- WHAT IS EXPECTED: Locate every line in the records below that holds the word "frais" and return each one.

[Excerpt from a dataset]
--------------------
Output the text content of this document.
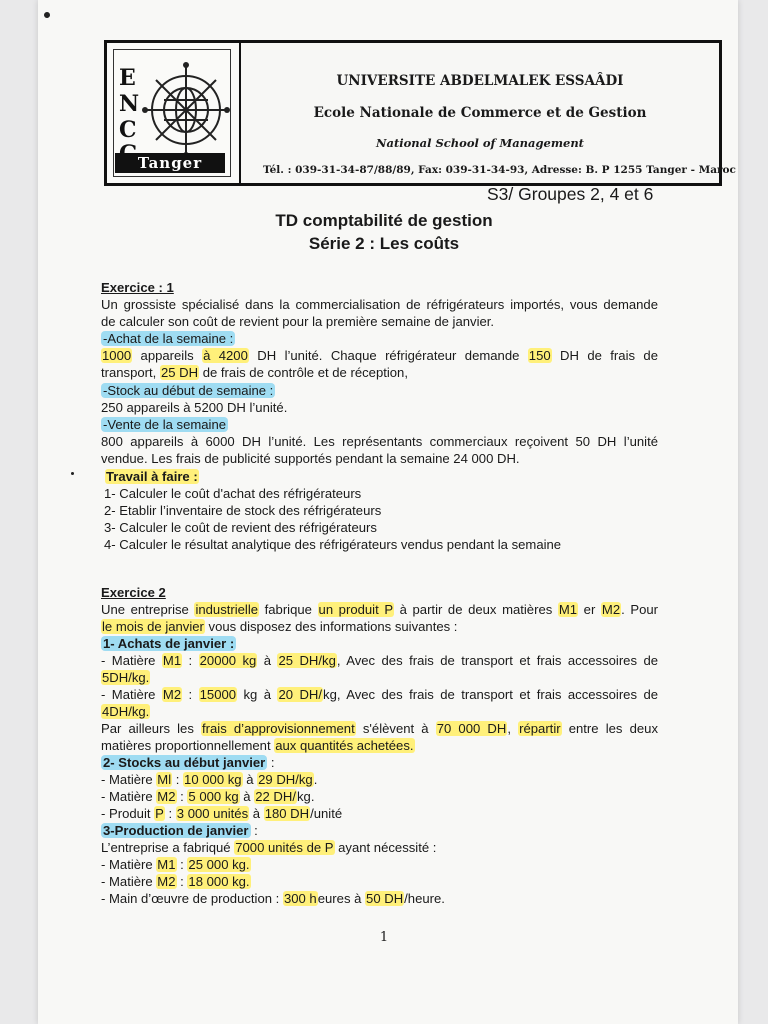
E
N
C
Tanger
UNIVERSITE ABDELMALEK ESSAÂDI
Ecole Nationale de Commerce et de Gestion
National School of Management
Tél. : 039-31-34-87/88/89, Fax: 039-31-34-93, Adresse: B. P 1255 Tanger - Maroc
S3/ Groupes 2, 4 et 6
TD comptabilité de gestion
Série 2 : Les coûts
Exercice : 1
Un grossiste spécialisé dans la commercialisation de réfrigérateurs importés, vous demande
de calculer son coût de revient pour la première semaine de janvier.
-Achat de la semaine :
1000 appareils à 4200 DH l’unité. Chaque réfrigérateur demande 150 DH de frais de
transport, 25 DH de frais de contrôle et de réception,
-Stock au début de semaine :
250 appareils à 5200 DH l’unité.
-Vente de la semaine
800 appareils à 6000 DH l’unité. Les représentants commerciaux reçoivent 50 DH l’unité
vendue. Les frais de publicité supportés pendant la semaine 24 000 DH.
Travail à faire :
1- Calculer le coût d'achat des réfrigérateurs
2- Etablir l’inventaire de stock des réfrigérateurs
3- Calculer le coût de revient des réfrigérateurs
4- Calculer le résultat analytique des réfrigérateurs vendus pendant la semaine
Exercice 2
Une entreprise industrielle fabrique un produit P à partir de deux matières M1 er M2. Pour
le mois de janvier vous disposez des informations suivantes :
1- Achats de janvier :
- Matière M1 : 20000 kg à 25 DH/kg, Avec des frais de transport et frais accessoires de
5DH/kg.
- Matière M2 : 15000 kg à 20 DH/kg, Avec des frais de transport et frais accessoires de
4DH/kg.
Par ailleurs les frais d’approvisionnement s'élèvent à 70 000 DH, répartir entre les deux
matières proportionnellement aux quantités achetées.
2- Stocks au début janvier :
- Matière Ml : 10 000 kg à 29 DH/kg.
- Matière M2 : 5 000 kg à 22 DH/kg.
- Produit P : 3 000 unités à 180 DH/unité
3-Production de janvier :
L’entreprise a fabriqué 7000 unités de P ayant nécessité :
- Matière M1 : 25 000 kg.
- Matière M2 : 18 000 kg.
- Main d’œuvre de production : 300 heures à 50 DH/heure.
1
--------------------
- IN RESPONSE:
1000 appareils à 4200 DH l’unité. Chaque réfrigérateur demande 150 DH de frais de
transport, 25 DH de frais de contrôle et de réception,
vendue. Les frais de publicité supportés pendant la semaine 24 000 DH.
- Matière M1 : 20000 kg à 25 DH/kg, Avec des frais de transport et frais accessoires de
- Matière M2 : 15000 kg à 20 DH/kg, Avec des frais de transport et frais accessoires de
Par ailleurs les frais d’approvisionnement s'élèvent à 70 000 DH, répartir entre les deux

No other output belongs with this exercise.